• _Kutipan Sumber_:
※ ※ ※

Senin, 19 Desember 2011

NASIKH - MANSUKH

XIII. Nasikh – Mansukh
Nasikh adalah penghapusan
lafazh atau hukum suatu nash
syara’, sedangkan mansukh
adalah nash syara’ yang dihapus
lafazh atau hukumya.
Firman Allah dalam QS Al-
Baqarah [2] : 106 :
“Apa saja ayat-ayat yang kami
nasakh, atau kami jadikan
(manusia) lupa kepadanya, Kami
datangkan yang lebih baik
daripadanya, atau kami
datangkan yang sebanding
dengannya. Tidakkah kamu
mengetahui bahwa
sesungguhnya Allah Maha Kuasa
atas segala sesuatu”.
Macam-macam naskh dalam Al-
Qur’an :
1. Naskh lafaz dan hukum.
Riwayat Ismail bin Ahmad dari
Abu Umamah bin Sahl bin Hanif,
bahwa telah ada sekelompok
orang sahabat Nabi yang
memberitahu dia tentang
seorang laki-laki diantara
mereka yang tidak tidur pada
tengah malam. Dia bermaksud
untuk membuka catatan sebuah
surah yang sebelumnya dia
hafal. Ternyata dia tidak
menjumpai tulisan surah itu
kecuali hanya tulisan
“Bismillahirrahmanirrahim”.
Maka pada keesokan harinya dia
datang ke rumah Nabi untuk
menanyakan hal tersebut.
Ternyata ada juga beberapa
orang yang datang kepada Nabi
sehingga mereka berkumpul
menjadi beberapa orang. Mereka
saling menanyakan antara yang
satu dengan yang lain. Mereka
juga saling menceritakan
pengalaman yang dialami
masing-masing tentang tulisan
surat yang tiba-tiba hilang.
Beberapa saat kemudian Nabi
menerima mereka dan
mendengarkan penuturan
mereka. Kemudian Nabi terdiam
sejenak, setelah itu beliau
bersabda : “Tadi malam surat
tersebut telah di nasakh. Maka
hafalan surah itupun dinasakh
dari dada mereka (yang telah
hafal) dan juga dari benda
apapun yang mengabadikan
rasm (tulisan) surah tersebut”.

※ ※ ※

• _Bagian Daftar_:

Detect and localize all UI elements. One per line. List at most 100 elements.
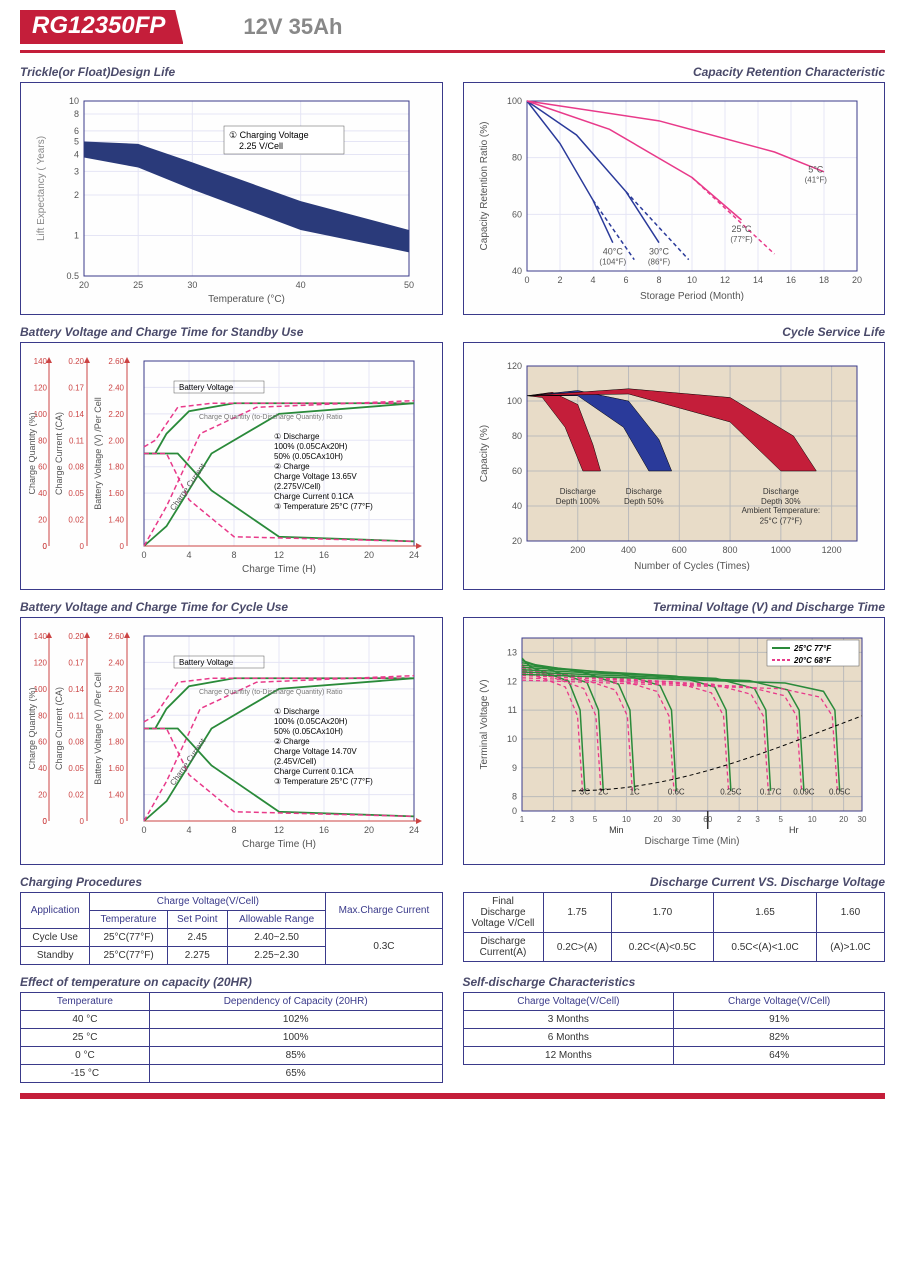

※ ※ ※

• _Petunjuk Tugas_:
Salin kata demi kata bagian teks tentang nasikh-mansukh, mulai dari "Ternyata ada juga" dan berlanjut sampai "yang tiba-tiba hilang.".

• _Jawaban Benar_:
Ternyata ada juga beberapa
orang yang datang kepada Nabi
sehingga mereka berkumpul
menjadi beberapa orang. Mereka
saling menanyakan antara yang
satu dengan yang lain. Mereka
juga saling menceritakan
pengalaman yang dialami
masing-masing tentang tulisan
surat yang tiba-tiba hilang.